» What is required
Repeat each line exactly as it is written.

» Listed entries
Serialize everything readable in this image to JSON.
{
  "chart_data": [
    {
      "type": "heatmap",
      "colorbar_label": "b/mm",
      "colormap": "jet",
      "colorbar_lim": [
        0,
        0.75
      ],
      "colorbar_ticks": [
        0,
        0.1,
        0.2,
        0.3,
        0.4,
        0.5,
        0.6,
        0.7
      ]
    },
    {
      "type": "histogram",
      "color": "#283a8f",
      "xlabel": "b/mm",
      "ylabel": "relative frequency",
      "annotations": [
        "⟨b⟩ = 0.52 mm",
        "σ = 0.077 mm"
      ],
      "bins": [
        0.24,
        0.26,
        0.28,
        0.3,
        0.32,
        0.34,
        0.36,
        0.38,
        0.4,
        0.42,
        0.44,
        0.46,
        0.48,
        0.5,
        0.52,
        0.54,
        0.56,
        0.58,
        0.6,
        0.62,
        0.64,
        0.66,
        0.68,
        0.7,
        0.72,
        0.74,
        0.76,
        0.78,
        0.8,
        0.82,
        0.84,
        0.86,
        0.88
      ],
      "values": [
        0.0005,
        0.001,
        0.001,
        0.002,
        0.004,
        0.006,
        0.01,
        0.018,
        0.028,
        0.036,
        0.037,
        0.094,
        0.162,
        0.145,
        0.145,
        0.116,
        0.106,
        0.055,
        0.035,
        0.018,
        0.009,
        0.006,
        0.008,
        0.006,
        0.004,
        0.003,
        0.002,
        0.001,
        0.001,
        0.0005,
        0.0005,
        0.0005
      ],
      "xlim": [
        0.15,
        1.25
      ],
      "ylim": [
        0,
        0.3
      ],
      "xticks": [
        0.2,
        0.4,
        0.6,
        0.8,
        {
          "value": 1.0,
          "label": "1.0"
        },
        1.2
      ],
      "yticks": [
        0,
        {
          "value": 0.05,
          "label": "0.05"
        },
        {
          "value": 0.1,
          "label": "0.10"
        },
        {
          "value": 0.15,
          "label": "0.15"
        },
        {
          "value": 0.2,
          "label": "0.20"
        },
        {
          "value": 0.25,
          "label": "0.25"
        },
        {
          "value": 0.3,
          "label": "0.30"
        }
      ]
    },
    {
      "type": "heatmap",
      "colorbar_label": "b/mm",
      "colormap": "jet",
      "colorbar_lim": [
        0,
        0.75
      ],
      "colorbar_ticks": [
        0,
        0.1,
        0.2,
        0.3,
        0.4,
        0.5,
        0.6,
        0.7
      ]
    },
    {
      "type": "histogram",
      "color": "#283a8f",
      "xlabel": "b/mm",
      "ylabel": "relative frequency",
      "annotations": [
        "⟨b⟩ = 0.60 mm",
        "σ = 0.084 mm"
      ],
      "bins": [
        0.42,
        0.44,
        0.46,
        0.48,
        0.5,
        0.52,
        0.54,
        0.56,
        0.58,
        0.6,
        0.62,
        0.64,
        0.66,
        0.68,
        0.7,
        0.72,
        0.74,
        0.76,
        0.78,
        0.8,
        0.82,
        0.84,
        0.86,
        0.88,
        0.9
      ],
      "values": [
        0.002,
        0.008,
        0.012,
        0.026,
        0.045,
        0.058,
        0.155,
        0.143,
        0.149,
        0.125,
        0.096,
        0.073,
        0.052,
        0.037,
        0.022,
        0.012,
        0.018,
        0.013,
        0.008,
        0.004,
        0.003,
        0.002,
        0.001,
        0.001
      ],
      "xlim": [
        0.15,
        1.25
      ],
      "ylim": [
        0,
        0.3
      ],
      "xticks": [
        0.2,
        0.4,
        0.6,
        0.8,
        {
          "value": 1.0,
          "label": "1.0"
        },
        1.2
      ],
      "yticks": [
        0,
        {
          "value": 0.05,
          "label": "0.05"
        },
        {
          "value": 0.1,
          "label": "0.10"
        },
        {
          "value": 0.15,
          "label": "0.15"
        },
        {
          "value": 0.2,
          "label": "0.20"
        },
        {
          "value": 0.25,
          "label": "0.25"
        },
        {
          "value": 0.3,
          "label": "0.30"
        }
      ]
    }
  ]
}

» Solved problem
Serialize everything readable in this image to JSON.
{
  "chart_data": [
    {
      "type": "heatmap",
      "colorbar_label": "b/mm",
      "colormap": "jet",
      "colorbar_lim": [
        0,
        0.75
      ],
      "colorbar_ticks": [
        0,
        0.1,
        0.2,
        0.3,
        0.4,
        0.5,
        0.6,
        0.7
      ]
    },
    {
      "type": "histogram",
      "color": "#283a8f",
      "xlabel": "b/mm",
      "ylabel": "relative frequency",
      "annotations": [
        "⟨b⟩ = 0.52 mm",
        "σ = 0.077 mm"
      ],
      "bins": [
        0.24,
        0.26,
        0.28,
        0.3,
        0.32,
        0.34,
        0.36,
        0.38,
        0.4,
        0.42,
        0.44,
        0.46,
        0.48,
        0.5,
        0.52,
        0.54,
        0.56,
        0.58,
        0.6,
        0.62,
        0.64,
        0.66,
        0.68,
        0.7,
        0.72,
        0.74,
        0.76,
        0.78,
        0.8,
        0.82,
        0.84,
        0.86,
        0.88
      ],
      "values": [
        0.0005,
        0.001,
        0.001,
        0.002,
        0.004,
        0.006,
        0.01,
        0.018,
        0.028,
        0.036,
        0.037,
        0.094,
        0.162,
        0.145,
        0.145,
        0.116,
        0.106,
        0.055,
        0.035,
        0.018,
        0.009,
        0.006,
        0.008,
        0.006,
        0.004,
        0.003,
        0.002,
        0.001,
        0.001,
        0.0005,
        0.0005,
        0.0005
      ],
      "xlim": [
        0.15,
        1.25
      ],
      "ylim": [
        0,
        0.3
      ],
      "xticks": [
        0.2,
        0.4,
        0.6,
        0.8,
        {
          "value": 1.0,
          "label": "1.0"
        },
        1.2
      ],
      "yticks": [
        0,
        {
          "value": 0.05,
          "label": "0.05"
        },
        {
          "value": 0.1,
          "label": "0.10"
        },
        {
          "value": 0.15,
          "label": "0.15"
        },
        {
          "value": 0.2,
          "label": "0.20"
        },
        {
          "value": 0.25,
          "label": "0.25"
        },
        {
          "value": 0.3,
          "label": "0.30"
        }
      ]
    },
    {
      "type": "heatmap",
      "colorbar_label": "b/mm",
      "colormap": "jet",
      "colorbar_lim": [
        0,
        0.75
      ],
      "colorbar_ticks": [
        0,
        0.1,
        0.2,
        0.3,
        0.4,
        0.5,
        0.6,
        0.7
      ]
    },
    {
      "type": "histogram",
      "color": "#283a8f",
      "xlabel": "b/mm",
      "ylabel": "relative frequency",
      "annotations": [
        "⟨b⟩ = 0.60 mm",
        "σ = 0.084 mm"
      ],
      "bins": [
        0.42,
        0.44,
        0.46,
        0.48,
        0.5,
        0.52,
        0.54,
        0.56,
        0.58,
        0.6,
        0.62,
        0.64,
        0.66,
        0.68,
        0.7,
        0.72,
        0.74,
        0.76,
        0.78,
        0.8,
        0.82,
        0.84,
        0.86,
        0.88,
        0.9
      ],
      "values": [
        0.002,
        0.008,
        0.012,
        0.026,
        0.045,
        0.058,
        0.155,
        0.143,
        0.149,
        0.125,
        0.096,
        0.073,
        0.052,
        0.037,
        0.022,
        0.012,
        0.018,
        0.013,
        0.008,
        0.004,
        0.003,
        0.002,
        0.001,
        0.001
      ],
      "xlim": [
        0.15,
        1.25
      ],
      "ylim": [
        0,
        0.3
      ],
      "xticks": [
        0.2,
        0.4,
        0.6,
        0.8,
        {
          "value": 1.0,
          "label": "1.0"
        },
        1.2
      ],
      "yticks": [
        0,
        {
          "value": 0.05,
          "label": "0.05"
        },
        {
          "value": 0.1,
          "label": "0.10"
        },
        {
          "value": 0.15,
          "label": "0.15"
        },
        {
          "value": 0.2,
          "label": "0.20"
        },
        {
          "value": 0.25,
          "label": "0.25"
        },
        {
          "value": 0.3,
          "label": "0.30"
        }
      ]
    }
  ]
}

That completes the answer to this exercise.